- Seite:
•••••
Leitsatz (amtlich)
Aus SGG § 67 Abs 1 folgt, daß im sozialgerichtlichen Verfahren bei Fristversäumnis das Verschulden eines Vertreters eigenem Verschulden des Klägers gleich zu achten ist.
Normenkette
SGG § 67 Abs. 1 Fassung: 1953-09-03
Tenor
1. Dem Kläger wird für das Verfahren vor dem Bundessozialgericht das Armenrecht verweigert.
2. Die Revision des Klägers gegen das Urteil des Bayerischen Landessozialgerichts in München vom 23. Mai 1956 wird als unzulässig verworfen.
3. Außergerichtliche Kosten sind nicht zu erstatten.
Gründe
Der Kläger begehrt Waisenrente. Seinen Antrag hat das Versorgungsamt (VersorgA.) abgelehnt. Das Sozialgericht (SG.) Landshut hat die Klage gegen den ablehnenden Bescheid des VersorgA. durch Urteil vom 21. Oktober 1954 abgewiesen. Nach der bei den Akten des SG. befindlichen Postzustellungsurkunde ist dieses Urteil dem Vormund des Klägers am 19. November 1954 zugestellt worden. Die Rechtsmittelbelehrung in diesem Urteil über die Frist und Form der Berufungseinlegung lautete: "Rechtsmittel gegen Urteile des Sozialgerichts sind die Berufung und die Sprungrevision. In beiden Fällen beträgt die Rechtsmittelfrist einen Monat ab Zustellung des Urteils. Die Berufung ist beim Landessozialgericht München, Odeonsplatz 1, schriftlich einzulegen. Sie kann aber auch zur Niederschrift des Urkundsbeamten der Geschäftsstelle des Landessozialgerichts München oder des Sozialgerichts Landshut erklärt werden ...".
•••••
- Datenauszug:
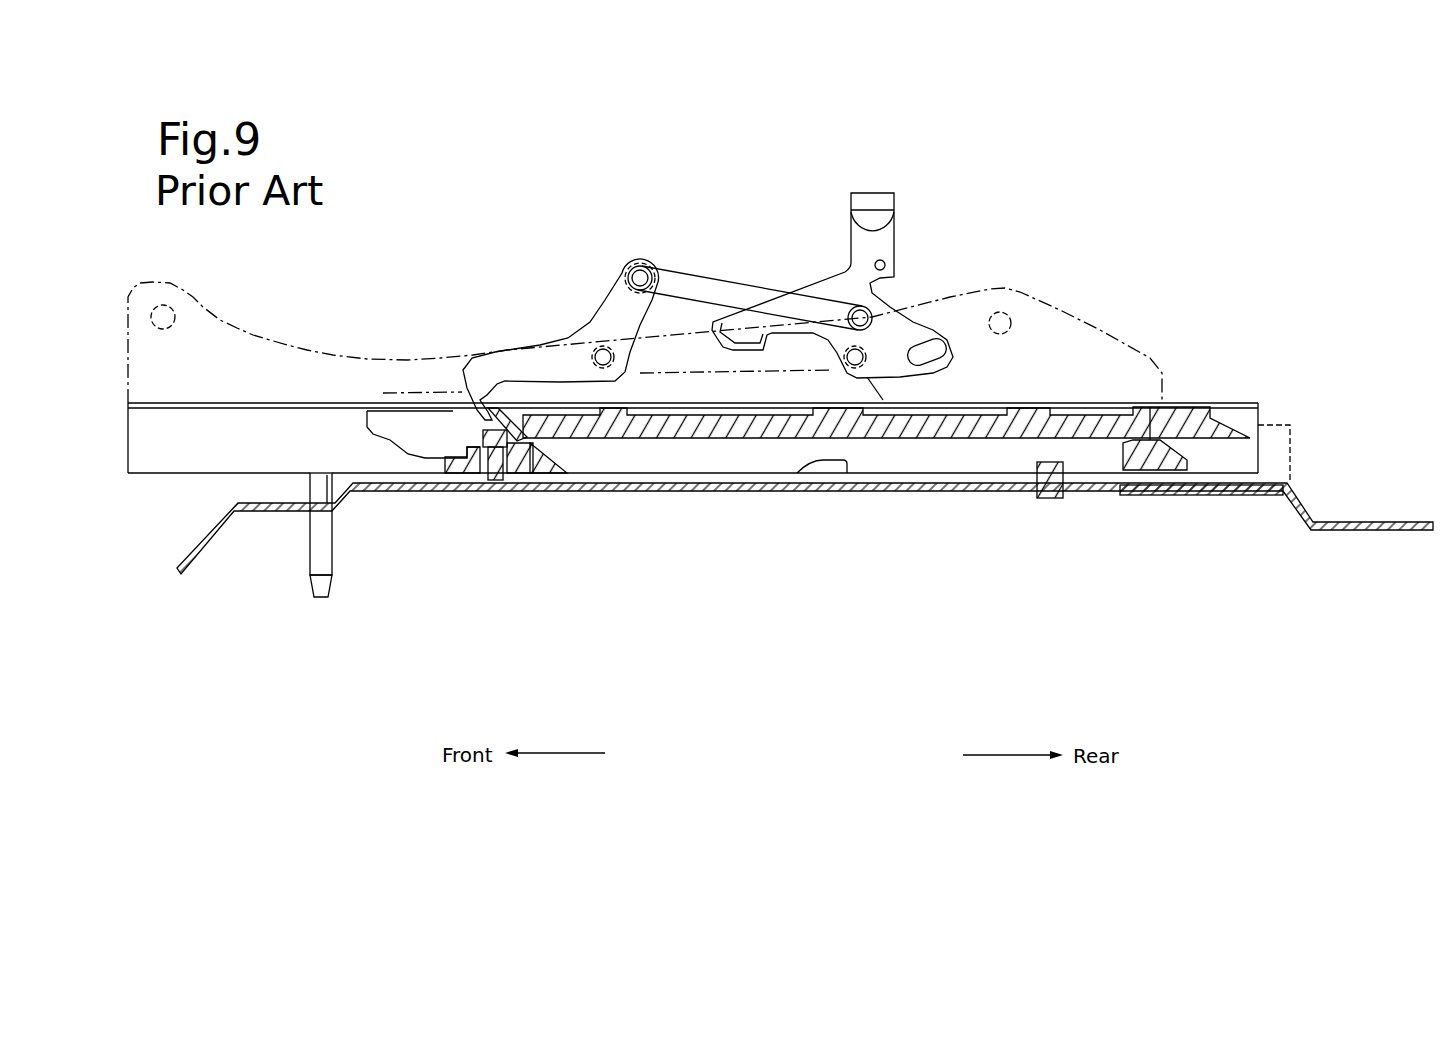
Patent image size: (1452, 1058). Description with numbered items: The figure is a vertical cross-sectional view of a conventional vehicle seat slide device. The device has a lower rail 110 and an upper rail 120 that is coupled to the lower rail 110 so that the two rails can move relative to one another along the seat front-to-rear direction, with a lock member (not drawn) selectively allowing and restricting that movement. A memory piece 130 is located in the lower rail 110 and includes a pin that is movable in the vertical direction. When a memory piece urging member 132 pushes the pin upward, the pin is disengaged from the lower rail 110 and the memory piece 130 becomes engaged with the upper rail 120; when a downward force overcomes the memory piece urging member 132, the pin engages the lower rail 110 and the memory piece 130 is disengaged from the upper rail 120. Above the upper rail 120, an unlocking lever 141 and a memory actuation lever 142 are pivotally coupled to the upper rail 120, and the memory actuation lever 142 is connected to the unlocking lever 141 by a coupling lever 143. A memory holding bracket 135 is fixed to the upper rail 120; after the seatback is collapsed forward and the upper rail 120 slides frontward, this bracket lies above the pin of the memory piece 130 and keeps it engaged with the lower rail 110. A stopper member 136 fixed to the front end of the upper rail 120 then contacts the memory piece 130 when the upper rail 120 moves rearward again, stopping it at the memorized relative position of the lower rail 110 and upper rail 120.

The lower rail 110 is at (1283, 418).
The upper rail 120 is at (1249, 394).
The memory piece 130 is at (449, 444).
The memory piece urging member 132 is at (522, 490).
The memory holding bracket 135 is at (623, 452).
The stopper member 136 is at (382, 447).
The unlocking lever 141 is at (903, 235).
The memory actuation lever 142 is at (596, 288).
The coupling lever 143 is at (705, 271).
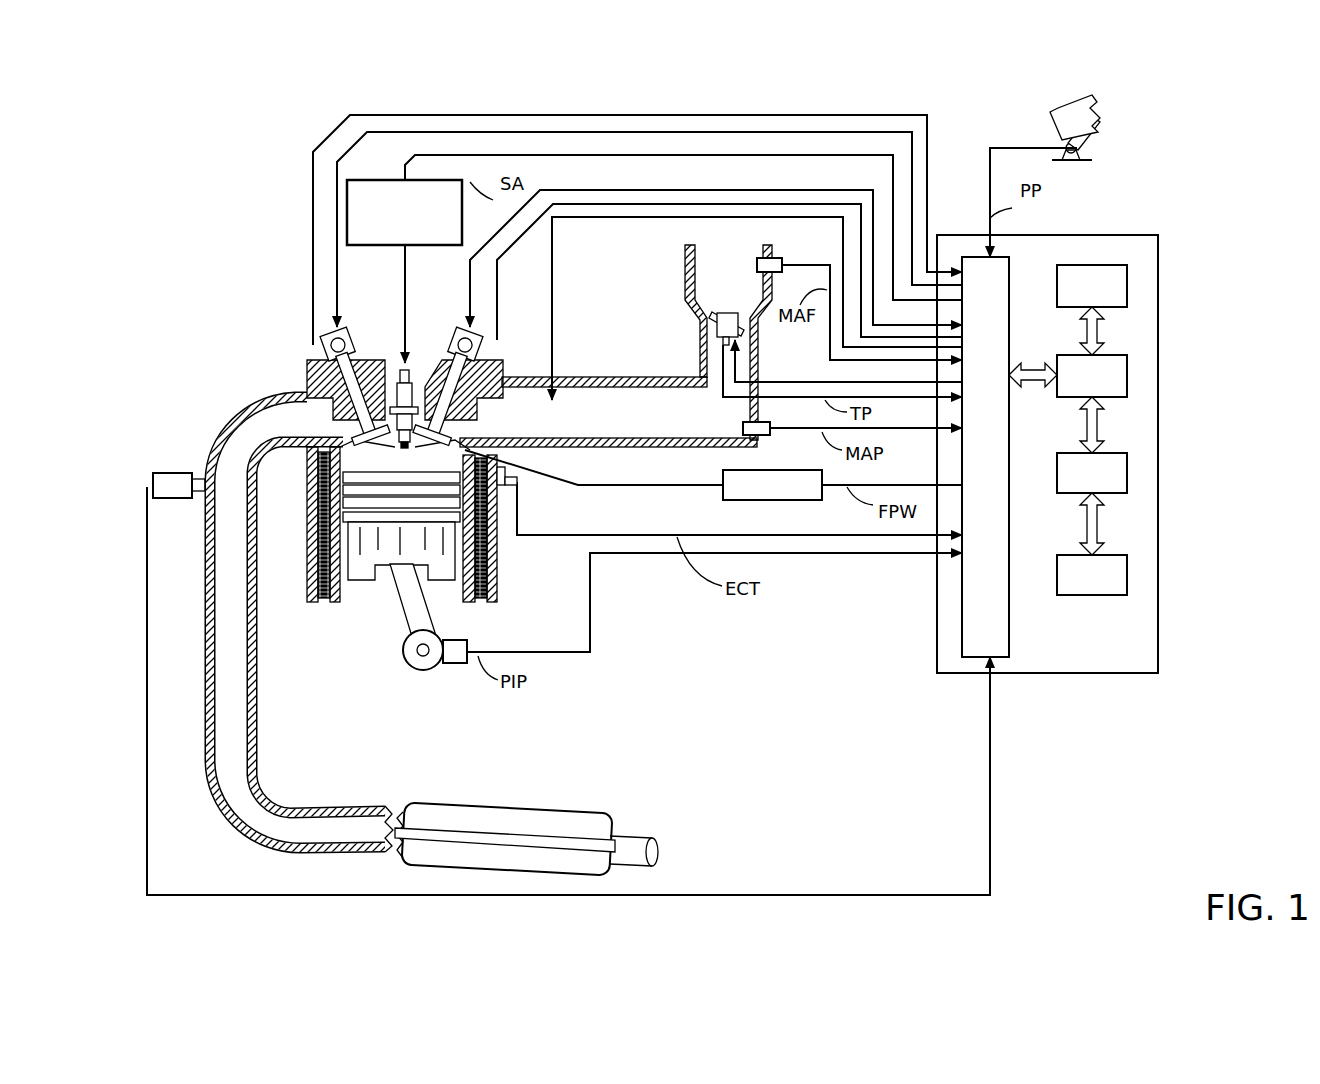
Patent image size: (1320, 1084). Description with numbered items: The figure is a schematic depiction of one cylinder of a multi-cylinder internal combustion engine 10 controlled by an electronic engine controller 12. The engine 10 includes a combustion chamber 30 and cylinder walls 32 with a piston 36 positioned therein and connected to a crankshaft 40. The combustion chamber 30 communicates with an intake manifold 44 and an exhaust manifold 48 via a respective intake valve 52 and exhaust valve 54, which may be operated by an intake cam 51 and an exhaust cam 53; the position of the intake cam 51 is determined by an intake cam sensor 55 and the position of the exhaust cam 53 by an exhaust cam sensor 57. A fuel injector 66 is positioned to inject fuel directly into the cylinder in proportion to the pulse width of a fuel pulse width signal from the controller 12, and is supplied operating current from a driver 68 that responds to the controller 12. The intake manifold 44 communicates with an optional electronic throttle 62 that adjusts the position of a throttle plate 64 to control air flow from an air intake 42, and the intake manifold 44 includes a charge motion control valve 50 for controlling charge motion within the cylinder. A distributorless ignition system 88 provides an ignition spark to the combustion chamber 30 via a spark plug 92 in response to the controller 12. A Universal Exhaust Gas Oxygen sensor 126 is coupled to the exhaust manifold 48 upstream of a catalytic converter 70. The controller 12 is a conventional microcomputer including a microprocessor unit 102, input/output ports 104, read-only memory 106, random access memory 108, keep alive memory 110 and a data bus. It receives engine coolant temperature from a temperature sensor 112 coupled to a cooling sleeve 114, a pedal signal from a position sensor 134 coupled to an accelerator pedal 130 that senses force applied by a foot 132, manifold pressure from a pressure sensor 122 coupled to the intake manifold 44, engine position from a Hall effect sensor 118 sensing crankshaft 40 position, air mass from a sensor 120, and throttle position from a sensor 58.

The internal combustion engine 10 is at (247, 318).
The electronic engine controller 12 is at (1145, 235).
The combustion chamber 30 is at (402, 455).
The cylinder walls 32 is at (347, 590).
The piston 36 is at (387, 550).
The crankshaft 40 is at (413, 667).
The air intake 42 is at (742, 289).
The intake manifold 44 is at (679, 424).
The exhaust manifold 48 is at (289, 428).
The charge motion control valve 50 is at (533, 427).
The intake cam 51 is at (469, 354).
The intake valve 52 is at (445, 422).
The exhaust cam 53 is at (330, 357).
The exhaust valve 54 is at (355, 430).
The intake cam sensor 55 is at (478, 348).
The exhaust cam sensor 57 is at (322, 346).
The throttle position sensor 58 is at (707, 340).
The electronic throttle 62 is at (745, 330).
The throttle plate 64 is at (712, 320).
The fuel injector 66 is at (452, 460).
The driver 68 is at (745, 502).
The catalytic converter 70 is at (410, 803).
The distributorless ignition system 88 is at (363, 180).
The spark plug 92 is at (410, 368).
The microprocessor unit 102 is at (1127, 372).
The input/output ports 104 is at (1010, 265).
The read-only memory 106 is at (1127, 282).
The random access memory 108 is at (1127, 470).
The keep alive memory 110 is at (1127, 573).
The temperature sensor 112 is at (517, 487).
The cooling sleeve 114 is at (483, 555).
The Hall effect sensor 118 is at (448, 665).
The air mass sensor 120 is at (770, 258).
The pressure sensor 122 is at (770, 437).
The Universal Exhaust Gas Oxygen (UEGO) sensor 126 is at (153, 478).
The accelerator pedal 130 is at (1106, 131).
The foot 132 is at (1098, 112).
The position sensor 134 is at (1085, 150).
•••••
- Aufgaben:
[A] Schreiben Sie aus dem Urteilstext zur Waisenrente den Abschnitt wortgetreu ab, der bei "Normenkette" beginnt und bei "als unzulässig verworfen." endet.
[B] Fassen Sie den Urteilstext zur Waisenrente in zwei Sätzen zusammen.
[C] Schreiben Sie den Urteilstext zur Waisenrente im Anschluss an seinen letzten Satz weiter.
Die Zeilen sind eigenständiges Material und gehören nicht zum Urteilstext.

- Erwartete Antworten:
[A]
Normenkette
SGG § 67 Abs. 1 Fassung: 1953-09-03
Tenor
1. Dem Kläger wird für das Verfahren vor dem Bundessozialgericht das Armenrecht verweigert.
2. Die Revision des Klägers gegen das Urteil des Bayerischen Landessozialgerichts in München vom 23. Mai 1956 wird als unzulässig verworfen.

[B] Nach dem Leitsatz ist im sozialgerichtlichen Verfahren bei Fristversäumnis das Verschulden eines Vertreters dem eigenen Verschulden des Klägers gleichzuachten. Dem Kläger, der Waisenrente begehrt, wird das Armenrecht für das Verfahren vor dem Bundessozialgericht verweigert und seine Revision gegen das Urteil des Bayerischen Landessozialgerichts vom 23. Mai 1956 als unzulässig verworfen, nachdem das Sozialgericht Landshut seine Klage am 21. Oktober 1954 abgewiesen hatte und dieses Urteil seinem Vormund am 19. November 1954 zugestellt worden war.

[C]
Mit Schreiben vom 12. Dezember 1954, gerichtet an das VersorgA. L, hat der Vormund des Klägers gegen das Urteil des SG. Berufung eingelegt. Das VersorgA. hat das Schreiben an das SG. Landshut abgegeben, wo es am 16. Dezember 1954 einging. Das SG. hat das Schreiben mit Anschreiben vom 20. Dezember 1954 an das Landessozialgericht (LSG.) München weitergeleitet, wo es am 23. Dezember 1954 vorlag. Mit Urteil vom 23. Mai 1956 hat das LSG. die Berufung als unzulässig verworfen, weil sie entgegen § 151 des Sozialgerichtsgesetzes (SGG) bis zum Ablauf der Berufungsfrist von einem Monat weder beim LSG. schriftlich noch zur Niederschrift des Urkundsbeamten der Geschäftsstelle des LSG. oder SG. eingelegt worden ist.
Der Kläger hat mit einem beim Bundessozialgericht (BSG.) am 20. Juli 1956 eingegangenen Schriftsatz durch einen bei diesem Gericht zugelassenen Prozeßbevollmächtigten gegen das seinem Vormund am 25. Juni 1956 zugestellte Urteil des Bayerischen LSG. vom 23. Mai 1956 Revision eingelegt, diese gleichzeitig begründet und für die Durchführung des Revisionsverfahrens beantragt, ihm das Armenrecht zu bewilligen.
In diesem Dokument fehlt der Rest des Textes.